* **DESCRIPTION OF THE TASK**: Copy out the data exactly, leaving the pictures behind.

* **GIVEN INFORMATION**:
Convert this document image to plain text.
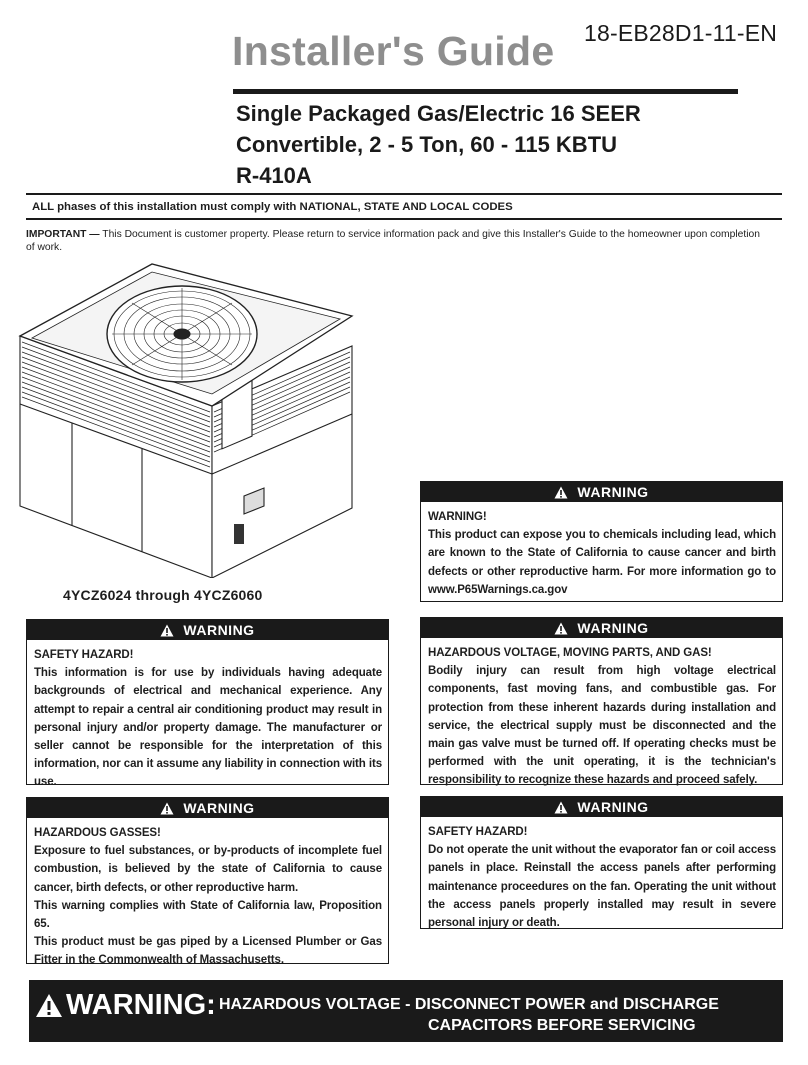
Installer's Guide 18-EB28D1-11-EN
Single Packaged Gas/Electric 16 SEER
Convertible, 2 - 5 Ton, 60 - 115 KBTU
R-410A
ALL phases of this installation must comply with NATIONAL, STATE AND LOCAL CODES
IMPORTANT — This Document is customer property. Please return to service information pack and give this Installer's Guide to the homeowner upon completion of work.
4YCZ6024 through 4YCZ6060
WARNING

WARNING!

This product can expose you to chemicals including lead, which are known to the State of California to cause cancer and birth defects or other reproductive harm. For more information go to www.P65Warnings.ca.gov

WARNING

SAFETY HAZARD!

This information is for use by individuals having adequate backgrounds of electrical and mechanical experience. Any attempt to repair a central air conditioning product may result in personal injury and/or property damage. The manufacturer or seller cannot be responsible for the interpretation of this information, nor can it assume any liability in connection with its use.

WARNING

HAZARDOUS VOLTAGE, MOVING PARTS, AND GAS!

Bodily injury can result from high voltage electrical components, fast moving fans, and combustible gas. For protection from these inherent hazards during installation and service, the electrical supply must be disconnected and the main gas valve must be turned off. If operating checks must be performed with the unit operating, it is the technician's responsibility to recognize these hazards and proceed safely.

WARNING

HAZARDOUS GASSES!

Exposure to fuel substances, or by-products of incomplete fuel combustion, is believed by the state of California to cause cancer, birth defects, or other reproductive harm.

This warning complies with State of California law, Proposition 65.

This product must be gas piped by a Licensed Plumber or Gas Fitter in the Commonwealth of Massachusetts.

WARNING

SAFETY HAZARD!

Do not operate the unit without the evaporator fan or coil access panels in place. Reinstall the access panels after performing maintenance proceedures on the fan. Operating the unit without the access panels properly installed may result in severe personal injury or death.

WARNING: HAZARDOUS VOLTAGE - DISCONNECT POWER and DISCHARGE
CAPACITORS BEFORE SERVICING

* **RESULT OF THE TASK**:
Convert this document image to plain text.
Installer's Guide 18-EB28D1-11-EN
Single Packaged Gas/Electric 16 SEER
Convertible, 2 - 5 Ton, 60 - 115 KBTU
R-410A
ALL phases of this installation must comply with NATIONAL, STATE AND LOCAL CODES
IMPORTANT — This Document is customer property. Please return to service information pack and give this Installer's Guide to the homeowner upon completion of work.
4YCZ6024 through 4YCZ6060
WARNING

WARNING!

This product can expose you to chemicals including lead, which are known to the State of California to cause cancer and birth defects or other reproductive harm. For more information go to www.P65Warnings.ca.gov

WARNING

SAFETY HAZARD!

This information is for use by individuals having adequate backgrounds of electrical and mechanical experience. Any attempt to repair a central air conditioning product may result in personal injury and/or property damage. The manufacturer or seller cannot be responsible for the interpretation of this information, nor can it assume any liability in connection with its use.

WARNING

HAZARDOUS VOLTAGE, MOVING PARTS, AND GAS!

Bodily injury can result from high voltage electrical components, fast moving fans, and combustible gas. For protection from these inherent hazards during installation and service, the electrical supply must be disconnected and the main gas valve must be turned off. If operating checks must be performed with the unit operating, it is the technician's responsibility to recognize these hazards and proceed safely.

WARNING

HAZARDOUS GASSES!

Exposure to fuel substances, or by-products of incomplete fuel combustion, is believed by the state of California to cause cancer, birth defects, or other reproductive harm.

This warning complies with State of California law, Proposition 65.

This product must be gas piped by a Licensed Plumber or Gas Fitter in the Commonwealth of Massachusetts.

WARNING

SAFETY HAZARD!

Do not operate the unit without the evaporator fan or coil access panels in place. Reinstall the access panels after performing maintenance proceedures on the fan. Operating the unit without the access panels properly installed may result in severe personal injury or death.

WARNING: HAZARDOUS VOLTAGE - DISCONNECT POWER and DISCHARGE
CAPACITORS BEFORE SERVICING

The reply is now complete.